====== Material for this exercise
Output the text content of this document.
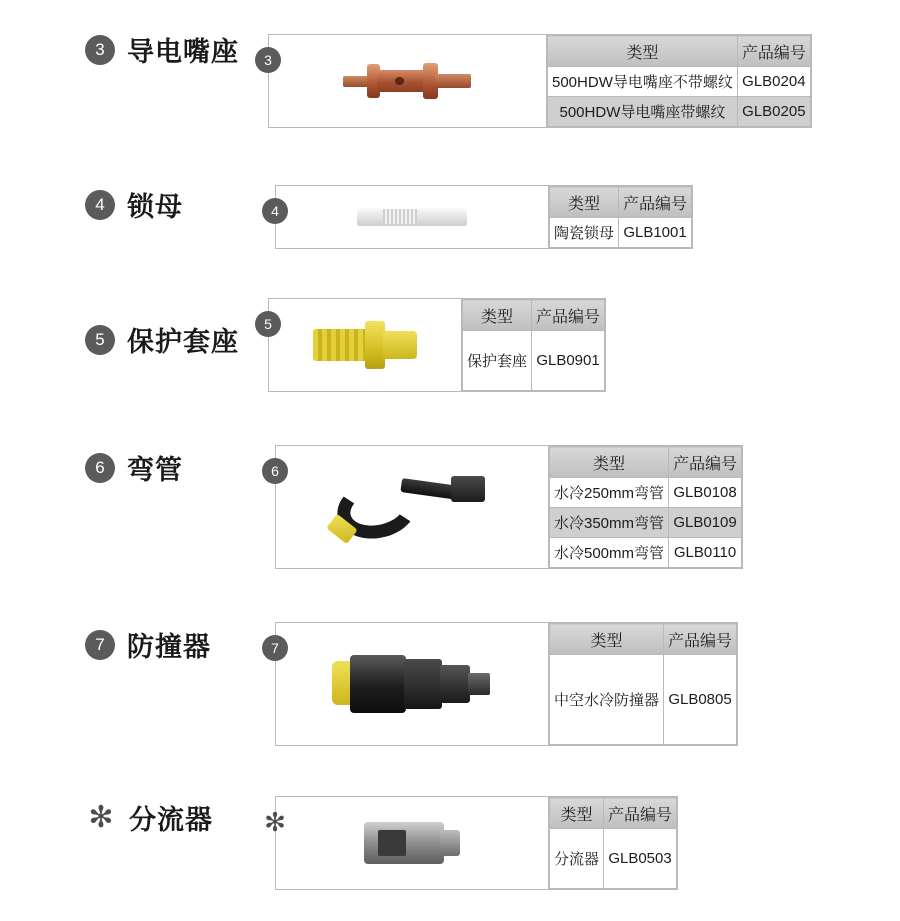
3 导电嘴座	3	类型	产品编号
500HDW导电嘴座不带螺纹	GLB0204
500HDW导电嘴座带螺纹	GLB0205
4 锁母	4	类型	产品编号
陶瓷锁母	GLB1001
5 保护套座
5	类型	产品编号
保护套座	GLB0901
6 弯管	6	类型	产品编号
水冷250mm弯管	GLB0108
水冷350mm弯管	GLB0109
水冷500mm弯管	GLB0110
7 防撞器	7	类型	产品编号
中空水冷防撞器	GLB0805
✻ 分流器 ✻	类型	产品编号
分流器	GLB0503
============
◆ Task objective
Pictures are not part of the copy; reproduce everything else in the records exactly.

◆ Completed exercise
Output the text content of this document.
3 导电嘴座	3	类型	产品编号
500HDW导电嘴座不带螺纹	GLB0204
500HDW导电嘴座带螺纹	GLB0205
4 锁母	4	类型	产品编号
陶瓷锁母	GLB1001
5 保护套座
5	类型	产品编号
保护套座	GLB0901
6 弯管	6	类型	产品编号
水冷250mm弯管	GLB0108
水冷350mm弯管	GLB0109
水冷500mm弯管	GLB0110
7 防撞器	7	类型	产品编号
中空水冷防撞器	GLB0805
✻ 分流器 ✻	类型	产品编号
分流器	GLB0503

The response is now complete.